▶ **Provided material**:
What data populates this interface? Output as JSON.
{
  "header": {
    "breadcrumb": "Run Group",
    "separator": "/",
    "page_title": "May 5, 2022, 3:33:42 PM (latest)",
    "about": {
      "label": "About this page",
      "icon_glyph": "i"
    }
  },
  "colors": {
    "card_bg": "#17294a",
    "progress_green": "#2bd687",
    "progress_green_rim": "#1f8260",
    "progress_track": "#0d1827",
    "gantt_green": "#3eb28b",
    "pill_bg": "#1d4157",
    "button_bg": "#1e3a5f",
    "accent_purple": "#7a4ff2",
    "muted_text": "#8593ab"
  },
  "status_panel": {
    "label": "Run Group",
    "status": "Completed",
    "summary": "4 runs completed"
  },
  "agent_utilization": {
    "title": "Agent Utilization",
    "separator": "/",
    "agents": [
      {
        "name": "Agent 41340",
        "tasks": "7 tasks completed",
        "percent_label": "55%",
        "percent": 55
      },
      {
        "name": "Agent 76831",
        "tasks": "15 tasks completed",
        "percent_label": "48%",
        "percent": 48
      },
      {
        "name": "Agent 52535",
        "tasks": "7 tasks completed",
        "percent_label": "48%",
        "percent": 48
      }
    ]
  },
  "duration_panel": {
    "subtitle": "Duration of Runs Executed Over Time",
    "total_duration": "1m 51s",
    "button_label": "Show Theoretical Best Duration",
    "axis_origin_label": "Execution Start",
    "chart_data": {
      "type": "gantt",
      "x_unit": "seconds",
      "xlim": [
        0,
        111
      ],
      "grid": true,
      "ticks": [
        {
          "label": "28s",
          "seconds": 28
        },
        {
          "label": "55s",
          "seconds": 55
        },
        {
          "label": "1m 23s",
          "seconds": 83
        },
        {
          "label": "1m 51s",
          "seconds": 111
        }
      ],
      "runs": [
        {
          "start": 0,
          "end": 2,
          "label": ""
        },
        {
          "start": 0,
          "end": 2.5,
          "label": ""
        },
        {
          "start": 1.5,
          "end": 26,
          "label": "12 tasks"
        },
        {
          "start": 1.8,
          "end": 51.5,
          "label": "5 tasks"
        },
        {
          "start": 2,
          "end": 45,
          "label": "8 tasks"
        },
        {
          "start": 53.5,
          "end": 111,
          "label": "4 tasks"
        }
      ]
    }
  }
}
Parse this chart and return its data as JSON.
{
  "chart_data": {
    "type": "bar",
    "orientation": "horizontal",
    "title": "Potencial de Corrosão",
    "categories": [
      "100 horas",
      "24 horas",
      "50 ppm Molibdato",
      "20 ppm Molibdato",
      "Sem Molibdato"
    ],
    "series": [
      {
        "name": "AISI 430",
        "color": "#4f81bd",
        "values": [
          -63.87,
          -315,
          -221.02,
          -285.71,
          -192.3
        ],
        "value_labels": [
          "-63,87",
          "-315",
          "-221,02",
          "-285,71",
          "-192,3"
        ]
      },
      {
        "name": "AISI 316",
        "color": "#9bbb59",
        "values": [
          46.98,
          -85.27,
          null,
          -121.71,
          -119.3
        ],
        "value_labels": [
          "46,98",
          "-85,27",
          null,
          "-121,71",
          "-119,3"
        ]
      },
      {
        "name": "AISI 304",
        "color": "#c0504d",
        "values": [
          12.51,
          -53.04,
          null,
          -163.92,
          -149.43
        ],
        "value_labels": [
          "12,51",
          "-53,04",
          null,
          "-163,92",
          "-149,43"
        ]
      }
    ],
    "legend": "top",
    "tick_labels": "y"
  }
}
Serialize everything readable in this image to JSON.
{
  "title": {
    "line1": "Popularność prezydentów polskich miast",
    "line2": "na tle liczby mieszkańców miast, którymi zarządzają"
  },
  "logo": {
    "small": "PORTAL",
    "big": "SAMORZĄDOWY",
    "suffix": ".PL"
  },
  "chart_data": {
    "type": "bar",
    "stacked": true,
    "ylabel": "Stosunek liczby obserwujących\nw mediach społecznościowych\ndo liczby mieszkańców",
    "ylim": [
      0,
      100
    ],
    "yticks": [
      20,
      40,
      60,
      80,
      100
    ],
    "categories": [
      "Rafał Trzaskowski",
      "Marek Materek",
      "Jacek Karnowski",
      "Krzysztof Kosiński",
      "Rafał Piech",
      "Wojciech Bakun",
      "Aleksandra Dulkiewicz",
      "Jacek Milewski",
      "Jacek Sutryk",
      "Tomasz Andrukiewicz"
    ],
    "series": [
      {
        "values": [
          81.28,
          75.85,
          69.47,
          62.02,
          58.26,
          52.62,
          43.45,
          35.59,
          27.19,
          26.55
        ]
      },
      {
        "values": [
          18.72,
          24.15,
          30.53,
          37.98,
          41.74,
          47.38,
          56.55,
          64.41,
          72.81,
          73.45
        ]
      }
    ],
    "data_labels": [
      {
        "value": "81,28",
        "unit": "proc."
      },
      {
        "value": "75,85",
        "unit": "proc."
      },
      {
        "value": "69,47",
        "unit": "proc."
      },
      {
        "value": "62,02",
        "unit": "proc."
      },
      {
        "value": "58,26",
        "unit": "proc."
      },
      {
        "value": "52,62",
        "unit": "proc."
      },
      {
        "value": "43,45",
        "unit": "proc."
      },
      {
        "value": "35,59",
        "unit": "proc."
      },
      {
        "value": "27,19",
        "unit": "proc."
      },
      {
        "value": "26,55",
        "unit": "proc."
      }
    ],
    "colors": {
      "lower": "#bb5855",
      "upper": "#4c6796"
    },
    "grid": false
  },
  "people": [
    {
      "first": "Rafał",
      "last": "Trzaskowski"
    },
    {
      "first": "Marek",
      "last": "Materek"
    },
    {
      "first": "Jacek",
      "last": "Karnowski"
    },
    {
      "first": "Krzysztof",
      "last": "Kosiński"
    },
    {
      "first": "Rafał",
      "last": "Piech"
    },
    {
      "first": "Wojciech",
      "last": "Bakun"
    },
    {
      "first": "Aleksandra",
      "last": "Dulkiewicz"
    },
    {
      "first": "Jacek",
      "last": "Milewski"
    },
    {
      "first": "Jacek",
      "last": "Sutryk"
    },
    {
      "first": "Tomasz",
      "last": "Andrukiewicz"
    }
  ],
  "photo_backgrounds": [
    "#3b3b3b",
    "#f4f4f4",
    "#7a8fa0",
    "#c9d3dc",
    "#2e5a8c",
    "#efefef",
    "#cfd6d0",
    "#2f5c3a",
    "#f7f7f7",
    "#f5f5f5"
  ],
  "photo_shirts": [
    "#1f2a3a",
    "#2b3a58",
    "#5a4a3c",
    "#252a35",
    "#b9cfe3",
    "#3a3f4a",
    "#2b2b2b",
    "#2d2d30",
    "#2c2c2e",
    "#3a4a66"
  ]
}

▶ **Task details**: Using the listing above, show every line that includes the string "JSON".

▶ **Exercise response**:
What data populates this interface? Output as JSON.
Parse this chart and return its data as JSON.
Serialize everything readable in this image to JSON.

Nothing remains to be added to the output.